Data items
----
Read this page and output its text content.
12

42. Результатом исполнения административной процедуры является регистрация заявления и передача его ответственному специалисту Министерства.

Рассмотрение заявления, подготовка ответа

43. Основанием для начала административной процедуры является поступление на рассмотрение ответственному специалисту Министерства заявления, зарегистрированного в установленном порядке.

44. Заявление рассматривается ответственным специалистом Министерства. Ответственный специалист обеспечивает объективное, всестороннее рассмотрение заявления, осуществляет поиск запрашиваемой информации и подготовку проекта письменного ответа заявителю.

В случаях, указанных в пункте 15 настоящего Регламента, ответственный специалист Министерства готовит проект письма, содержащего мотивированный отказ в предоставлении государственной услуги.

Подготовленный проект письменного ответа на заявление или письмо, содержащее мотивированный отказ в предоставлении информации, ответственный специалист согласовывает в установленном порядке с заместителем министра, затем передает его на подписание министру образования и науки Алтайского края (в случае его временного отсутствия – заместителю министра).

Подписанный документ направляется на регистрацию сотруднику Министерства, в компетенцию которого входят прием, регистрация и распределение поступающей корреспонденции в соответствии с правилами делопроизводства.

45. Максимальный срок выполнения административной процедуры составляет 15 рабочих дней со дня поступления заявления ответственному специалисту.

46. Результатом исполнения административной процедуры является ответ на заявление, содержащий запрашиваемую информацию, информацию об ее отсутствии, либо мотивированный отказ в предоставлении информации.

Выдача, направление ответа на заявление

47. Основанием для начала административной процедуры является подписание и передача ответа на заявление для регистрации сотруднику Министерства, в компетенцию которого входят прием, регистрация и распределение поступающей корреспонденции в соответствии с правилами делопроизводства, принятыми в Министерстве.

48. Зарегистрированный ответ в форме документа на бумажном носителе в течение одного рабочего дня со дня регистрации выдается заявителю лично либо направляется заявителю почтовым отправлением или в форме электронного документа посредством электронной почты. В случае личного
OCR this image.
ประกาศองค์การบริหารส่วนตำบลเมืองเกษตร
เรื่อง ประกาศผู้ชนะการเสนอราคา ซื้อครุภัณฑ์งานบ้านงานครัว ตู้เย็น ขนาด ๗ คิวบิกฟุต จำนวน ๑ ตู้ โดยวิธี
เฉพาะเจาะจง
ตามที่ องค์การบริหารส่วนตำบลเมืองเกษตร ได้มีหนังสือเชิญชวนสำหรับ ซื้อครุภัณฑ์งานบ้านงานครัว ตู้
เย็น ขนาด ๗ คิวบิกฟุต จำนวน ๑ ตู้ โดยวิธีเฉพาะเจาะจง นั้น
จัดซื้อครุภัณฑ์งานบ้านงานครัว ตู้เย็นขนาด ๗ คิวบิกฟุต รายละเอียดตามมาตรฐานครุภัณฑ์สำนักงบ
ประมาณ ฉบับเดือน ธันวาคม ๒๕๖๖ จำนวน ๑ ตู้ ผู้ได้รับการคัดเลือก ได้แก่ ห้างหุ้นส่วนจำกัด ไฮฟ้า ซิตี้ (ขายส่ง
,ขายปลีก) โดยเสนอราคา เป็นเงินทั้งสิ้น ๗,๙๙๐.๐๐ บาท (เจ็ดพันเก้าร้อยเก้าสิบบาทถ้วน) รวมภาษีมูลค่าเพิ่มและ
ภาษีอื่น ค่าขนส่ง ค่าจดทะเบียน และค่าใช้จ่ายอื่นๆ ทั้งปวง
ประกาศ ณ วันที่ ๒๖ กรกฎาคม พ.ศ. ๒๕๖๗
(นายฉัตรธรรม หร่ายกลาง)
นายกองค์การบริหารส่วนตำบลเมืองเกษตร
----
▸ Written exercise
Quote verbatim the line containing "OCR this image." and every line after it through the end of the records above.

▸ Task response
OCR this image.
ประกาศองค์การบริหารส่วนตำบลเมืองเกษตร
เรื่อง ประกาศผู้ชนะการเสนอราคา ซื้อครุภัณฑ์งานบ้านงานครัว ตู้เย็น ขนาด ๗ คิวบิกฟุต จำนวน ๑ ตู้ โดยวิธี
เฉพาะเจาะจง
ตามที่ องค์การบริหารส่วนตำบลเมืองเกษตร ได้มีหนังสือเชิญชวนสำหรับ ซื้อครุภัณฑ์งานบ้านงานครัว ตู้
เย็น ขนาด ๗ คิวบิกฟุต จำนวน ๑ ตู้ โดยวิธีเฉพาะเจาะจง นั้น
จัดซื้อครุภัณฑ์งานบ้านงานครัว ตู้เย็นขนาด ๗ คิวบิกฟุต รายละเอียดตามมาตรฐานครุภัณฑ์สำนักงบ
ประมาณ ฉบับเดือน ธันวาคม ๒๕๖๖ จำนวน ๑ ตู้ ผู้ได้รับการคัดเลือก ได้แก่ ห้างหุ้นส่วนจำกัด ไฮฟ้า ซิตี้ (ขายส่ง
,ขายปลีก) โดยเสนอราคา เป็นเงินทั้งสิ้น ๗,๙๙๐.๐๐ บาท (เจ็ดพันเก้าร้อยเก้าสิบบาทถ้วน) รวมภาษีมูลค่าเพิ่มและ
ภาษีอื่น ค่าขนส่ง ค่าจดทะเบียน และค่าใช้จ่ายอื่นๆ ทั้งปวง
ประกาศ ณ วันที่ ๒๖ กรกฎาคม พ.ศ. ๒๕๖๗
(นายฉัตรธรรม หร่ายกลาง)
นายกองค์การบริหารส่วนตำบลเมืองเกษตร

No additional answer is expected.